* START *
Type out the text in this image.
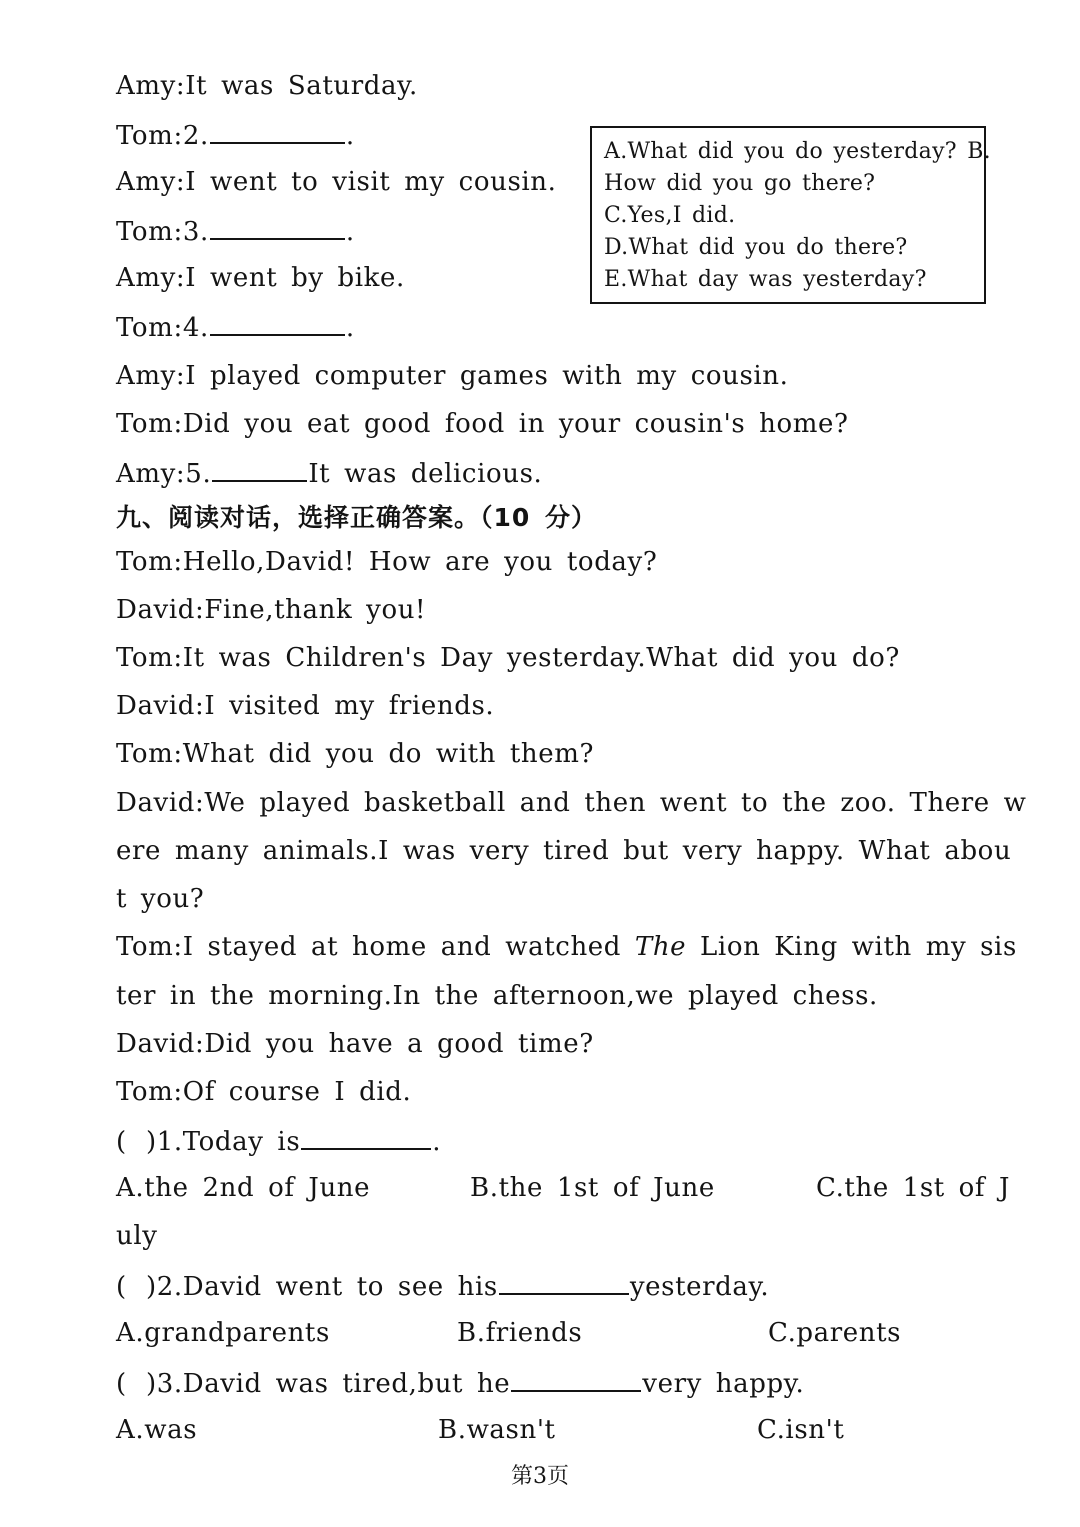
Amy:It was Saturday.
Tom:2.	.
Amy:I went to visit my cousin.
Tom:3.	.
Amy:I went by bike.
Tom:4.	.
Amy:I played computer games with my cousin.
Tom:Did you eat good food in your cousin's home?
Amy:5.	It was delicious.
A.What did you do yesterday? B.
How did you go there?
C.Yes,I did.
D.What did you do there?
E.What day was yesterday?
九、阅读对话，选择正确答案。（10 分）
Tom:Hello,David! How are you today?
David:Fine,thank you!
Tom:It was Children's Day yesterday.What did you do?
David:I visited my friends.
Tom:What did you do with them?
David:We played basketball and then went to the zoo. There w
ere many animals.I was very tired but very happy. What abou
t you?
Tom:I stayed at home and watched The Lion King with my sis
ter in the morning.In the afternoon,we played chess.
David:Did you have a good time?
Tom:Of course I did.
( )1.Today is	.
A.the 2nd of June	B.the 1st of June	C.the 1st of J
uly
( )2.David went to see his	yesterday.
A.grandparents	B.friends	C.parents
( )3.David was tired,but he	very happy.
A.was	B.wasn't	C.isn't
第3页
* END *
> **TASK INSTRUCTIONS**
Every line above should be returned word for word, with the pictures left behind.

> **WORKED SOLUTION**
Type out the text in this image.
Amy:It was Saturday.
Tom:2.	.
Amy:I went to visit my cousin.
Tom:3.	.
Amy:I went by bike.
Tom:4.	.
Amy:I played computer games with my cousin.
Tom:Did you eat good food in your cousin's home?
Amy:5.	It was delicious.
A.What did you do yesterday? B.
How did you go there?
C.Yes,I did.
D.What did you do there?
E.What day was yesterday?
九、阅读对话，选择正确答案。（10 分）
Tom:Hello,David! How are you today?
David:Fine,thank you!
Tom:It was Children's Day yesterday.What did you do?
David:I visited my friends.
Tom:What did you do with them?
David:We played basketball and then went to the zoo. There w
ere many animals.I was very tired but very happy. What abou
t you?
Tom:I stayed at home and watched The Lion King with my sis
ter in the morning.In the afternoon,we played chess.
David:Did you have a good time?
Tom:Of course I did.
( )1.Today is	.
A.the 2nd of June	B.the 1st of June	C.the 1st of J
uly
( )2.David went to see his	yesterday.
A.grandparents	B.friends	C.parents
( )3.David was tired,but he	very happy.
A.was	B.wasn't	C.isn't
第3页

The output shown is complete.